── Listed records ──
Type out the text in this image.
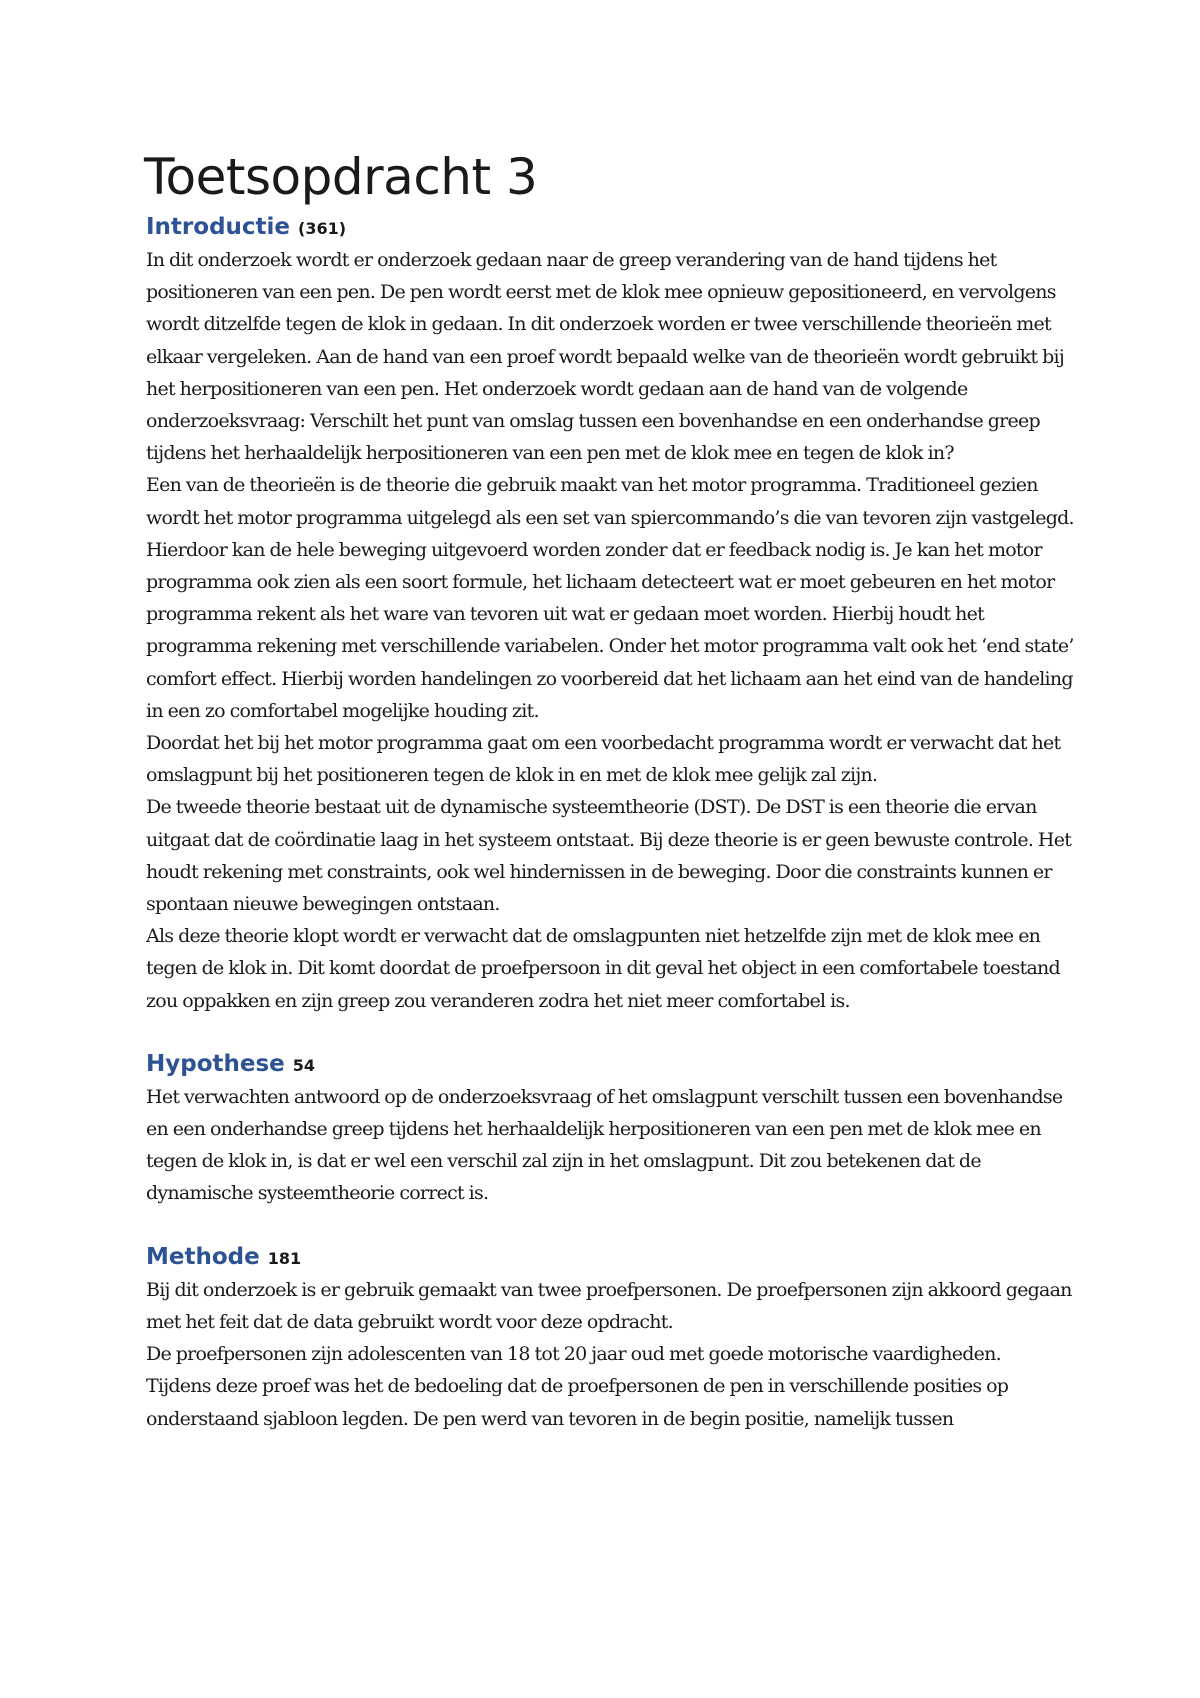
Toetsopdracht 3
Introductie (361)

In dit onderzoek wordt er onderzoek gedaan naar de greep verandering van de hand tijdens het positioneren van een pen. De pen wordt eerst met de klok mee opnieuw gepositioneerd, en vervolgens wordt ditzelfde tegen de klok in gedaan. In dit onderzoek worden er twee verschillende theorieën met elkaar vergeleken. Aan de hand van een proef wordt bepaald welke van de theorieën wordt gebruikt bij het herpositioneren van een pen. Het onderzoek wordt gedaan aan de hand van de volgende onderzoeksvraag: Verschilt het punt van omslag tussen een bovenhandse en een onderhandse greep tijdens het herhaaldelijk herpositioneren van een pen met de klok mee en tegen de klok in?

Een van de theorieën is de theorie die gebruik maakt van het motor programma. Traditioneel gezien wordt het motor programma uitgelegd als een set van spiercommando’s die van tevoren zijn vastgelegd. Hierdoor kan de hele beweging uitgevoerd worden zonder dat er feedback nodig is. Je kan het motor programma ook zien als een soort formule, het lichaam detecteert wat er moet gebeuren en het motor programma rekent als het ware van tevoren uit wat er gedaan moet worden. Hierbij houdt het programma rekening met verschillende variabelen. Onder het motor programma valt ook het ‘end state’ comfort effect. Hierbij worden handelingen zo voorbereid dat het lichaam aan het eind van de handeling in een zo comfortabel mogelijke houding zit.

Doordat het bij het motor programma gaat om een voorbedacht programma wordt er verwacht dat het omslagpunt bij het positioneren tegen de klok in en met de klok mee gelijk zal zijn.

De tweede theorie bestaat uit de dynamische systeemtheorie (DST). De DST is een theorie die ervan uitgaat dat de coördinatie laag in het systeem ontstaat. Bij deze theorie is er geen bewuste controle. Het houdt rekening met constraints, ook wel hindernissen in de beweging. Door die constraints kunnen er spontaan nieuwe bewegingen ontstaan.

Als deze theorie klopt wordt er verwacht dat de omslagpunten niet hetzelfde zijn met de klok mee en tegen de klok in. Dit komt doordat de proefpersoon in dit geval het object in een comfortabele toestand zou oppakken en zijn greep zou veranderen zodra het niet meer comfortabel is.

Hypothese 54

Het verwachten antwoord op de onderzoeksvraag of het omslagpunt verschilt tussen een bovenhandse en een onderhandse greep tijdens het herhaaldelijk herpositioneren van een pen met de klok mee en tegen de klok in, is dat er wel een verschil zal zijn in het omslagpunt. Dit zou betekenen dat de dynamische systeemtheorie correct is.

Methode 181

Bij dit onderzoek is er gebruik gemaakt van twee proefpersonen. De proefpersonen zijn akkoord gegaan met het feit dat de data gebruikt wordt voor deze opdracht.

De proefpersonen zijn adolescenten van 18 tot 20 jaar oud met goede motorische vaardigheden.

Tijdens deze proef was het de bedoeling dat de proefpersonen de pen in verschillende posities op onderstaand sjabloon legden. De pen werd van tevoren in de begin positie, namelijk tussen
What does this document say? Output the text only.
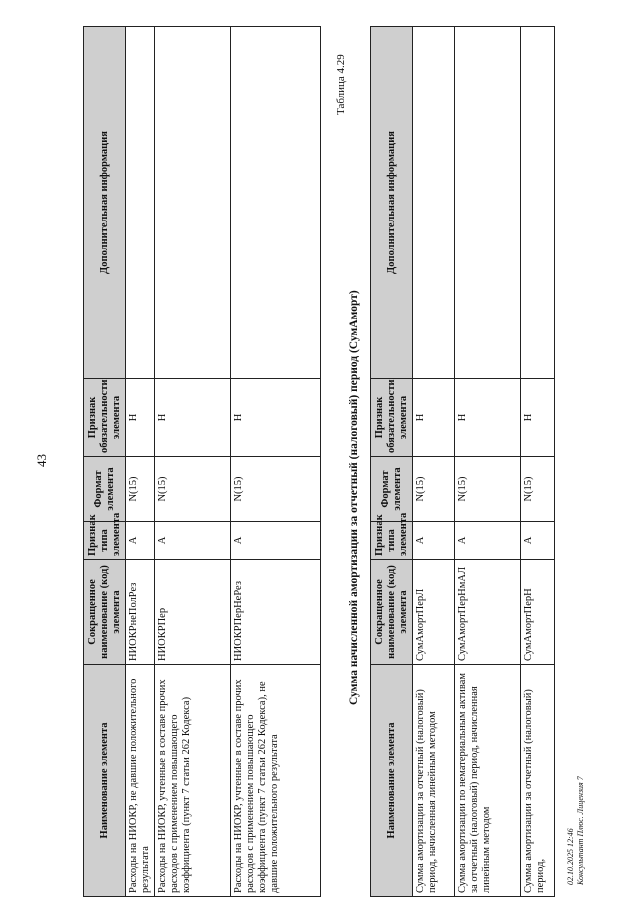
43
Наименование элемента	Сокращенное наименование (код) элемента	Признак типа элемента	Формат элемента	Признак обязательности элемента	Дополнительная информация
Расходы на НИОКР, не давшие положительного результата	НИОКРнеПолРез	А	N(15)	Н	
Расходы на НИОКР, учтенные в составе прочих расходов с применением повышающего коэффициента (пункт 7 статьи 262 Кодекса)	НИОКРПер	А	N(15)	Н	
Расходы на НИОКР, учтенные в составе прочих расходов с применением повышающего коэффициента (пункт 7 статьи 262 Кодекса), не давшие положительного результата	НИОКРПерНеРез	А	N(15)	Н	
Таблица 4.29
Сумма начисленной амортизации за отчетный (налоговый) период (СумАморт)
Наименование элемента	Сокращенное наименование (код) элемента	Признак типа элемента	Формат элемента	Признак обязательности элемента	Дополнительная информация
Сумма амортизации за отчетный (налоговый) период, начисленная линейным методом	СумАмортПерЛ	А	N(15)	Н	
Сумма амортизации по нематериальным активам за отчетный (налоговый) период, начисленная линейным методом	СумАмортПерНмАЛ	А	N(15)	Н	
Сумма амортизации за отчетный (налоговый) период,	СумАмортПерН	А	N(15)	Н	
02.10.2025 12:46 Консультант Плюс. Лицензия 7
───
What is expected: Transcribe the listing in full. Omit the pictures and keep every line exact.

Final result:
Type out the text in this image.
Toetsopdracht 3
Introductie (361)

In dit onderzoek wordt er onderzoek gedaan naar de greep verandering van de hand tijdens het positioneren van een pen. De pen wordt eerst met de klok mee opnieuw gepositioneerd, en vervolgens wordt ditzelfde tegen de klok in gedaan. In dit onderzoek worden er twee verschillende theorieën met elkaar vergeleken. Aan de hand van een proef wordt bepaald welke van de theorieën wordt gebruikt bij het herpositioneren van een pen. Het onderzoek wordt gedaan aan de hand van de volgende onderzoeksvraag: Verschilt het punt van omslag tussen een bovenhandse en een onderhandse greep tijdens het herhaaldelijk herpositioneren van een pen met de klok mee en tegen de klok in?

Een van de theorieën is de theorie die gebruik maakt van het motor programma. Traditioneel gezien wordt het motor programma uitgelegd als een set van spiercommando’s die van tevoren zijn vastgelegd. Hierdoor kan de hele beweging uitgevoerd worden zonder dat er feedback nodig is. Je kan het motor programma ook zien als een soort formule, het lichaam detecteert wat er moet gebeuren en het motor programma rekent als het ware van tevoren uit wat er gedaan moet worden. Hierbij houdt het programma rekening met verschillende variabelen. Onder het motor programma valt ook het ‘end state’ comfort effect. Hierbij worden handelingen zo voorbereid dat het lichaam aan het eind van de handeling in een zo comfortabel mogelijke houding zit.

Doordat het bij het motor programma gaat om een voorbedacht programma wordt er verwacht dat het omslagpunt bij het positioneren tegen de klok in en met de klok mee gelijk zal zijn.

De tweede theorie bestaat uit de dynamische systeemtheorie (DST). De DST is een theorie die ervan uitgaat dat de coördinatie laag in het systeem ontstaat. Bij deze theorie is er geen bewuste controle. Het houdt rekening met constraints, ook wel hindernissen in de beweging. Door die constraints kunnen er spontaan nieuwe bewegingen ontstaan.

Als deze theorie klopt wordt er verwacht dat de omslagpunten niet hetzelfde zijn met de klok mee en tegen de klok in. Dit komt doordat de proefpersoon in dit geval het object in een comfortabele toestand zou oppakken en zijn greep zou veranderen zodra het niet meer comfortabel is.

Hypothese 54

Het verwachten antwoord op de onderzoeksvraag of het omslagpunt verschilt tussen een bovenhandse en een onderhandse greep tijdens het herhaaldelijk herpositioneren van een pen met de klok mee en tegen de klok in, is dat er wel een verschil zal zijn in het omslagpunt. Dit zou betekenen dat de dynamische systeemtheorie correct is.

Methode 181

Bij dit onderzoek is er gebruik gemaakt van twee proefpersonen. De proefpersonen zijn akkoord gegaan met het feit dat de data gebruikt wordt voor deze opdracht.

De proefpersonen zijn adolescenten van 18 tot 20 jaar oud met goede motorische vaardigheden.

Tijdens deze proef was het de bedoeling dat de proefpersonen de pen in verschillende posities op onderstaand sjabloon legden. De pen werd van tevoren in de begin positie, namelijk tussen
What does this document say? Output the text only.
43
Наименование элемента	Сокращенное наименование (код) элемента	Признак типа элемента	Формат элемента	Признак обязательности элемента	Дополнительная информация
Расходы на НИОКР, не давшие положительного результата	НИОКРнеПолРез	А	N(15)	Н	
Расходы на НИОКР, учтенные в составе прочих расходов с применением повышающего коэффициента (пункт 7 статьи 262 Кодекса)	НИОКРПер	А	N(15)	Н	
Расходы на НИОКР, учтенные в составе прочих расходов с применением повышающего коэффициента (пункт 7 статьи 262 Кодекса), не давшие положительного результата	НИОКРПерНеРез	А	N(15)	Н	
Таблица 4.29
Сумма начисленной амортизации за отчетный (налоговый) период (СумАморт)
Наименование элемента	Сокращенное наименование (код) элемента	Признак типа элемента	Формат элемента	Признак обязательности элемента	Дополнительная информация
Сумма амортизации за отчетный (налоговый) период, начисленная линейным методом	СумАмортПерЛ	А	N(15)	Н	
Сумма амортизации по нематериальным активам за отчетный (налоговый) период, начисленная линейным методом	СумАмортПерНмАЛ	А	N(15)	Н	
Сумма амортизации за отчетный (налоговый) период,	СумАмортПерН	А	N(15)	Н	
02.10.2025 12:46 Консультант Плюс. Лицензия 7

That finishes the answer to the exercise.